PROVIDED INFORMATION:
----

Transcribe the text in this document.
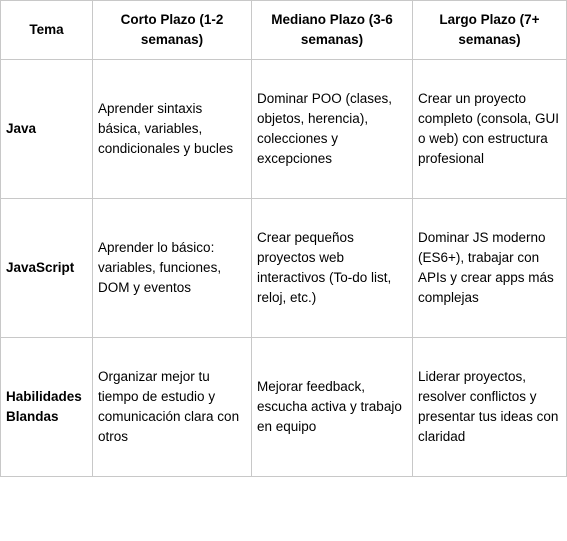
Tema	Corto Plazo (1-2 semanas)	Mediano Plazo (3-6 semanas)	Largo Plazo (7+ semanas)
Java	Aprender sintaxis básica, variables, condicionales y bucles	Dominar POO (clases, objetos, herencia), colecciones y excepciones	Crear un proyecto completo (consola, GUI o web) con estructura profesional
JavaScript	Aprender lo básico: variables, funciones, DOM y eventos	Crear pequeños proyectos web interactivos (To-do list, reloj, etc.)	Dominar JS moderno (ES6+), trabajar con APIs y crear apps más complejas
Habilidades Blandas	Organizar mejor tu tiempo de estudio y comunicación clara con otros	Mejorar feedback, escucha activa y trabajo en equipo	Liderar proyectos, resolver conflictos y presentar tus ideas con claridad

----

REQUIREMENT: Your task is an exact transcription of all the data, minus the pictures.

EXPECTED OUTPUT:
Transcribe the text in this document.
Tema	Corto Plazo (1-2 semanas)	Mediano Plazo (3-6 semanas)	Largo Plazo (7+ semanas)
Java	Aprender sintaxis básica, variables, condicionales y bucles	Dominar POO (clases, objetos, herencia), colecciones y excepciones	Crear un proyecto completo (consola, GUI o web) con estructura profesional
JavaScript	Aprender lo básico: variables, funciones, DOM y eventos	Crear pequeños proyectos web interactivos (To-do list, reloj, etc.)	Dominar JS moderno (ES6+), trabajar con APIs y crear apps más complejas
Habilidades Blandas	Organizar mejor tu tiempo de estudio y comunicación clara con otros	Mejorar feedback, escucha activa y trabajo en equipo	Liderar proyectos, resolver conflictos y presentar tus ideas con claridad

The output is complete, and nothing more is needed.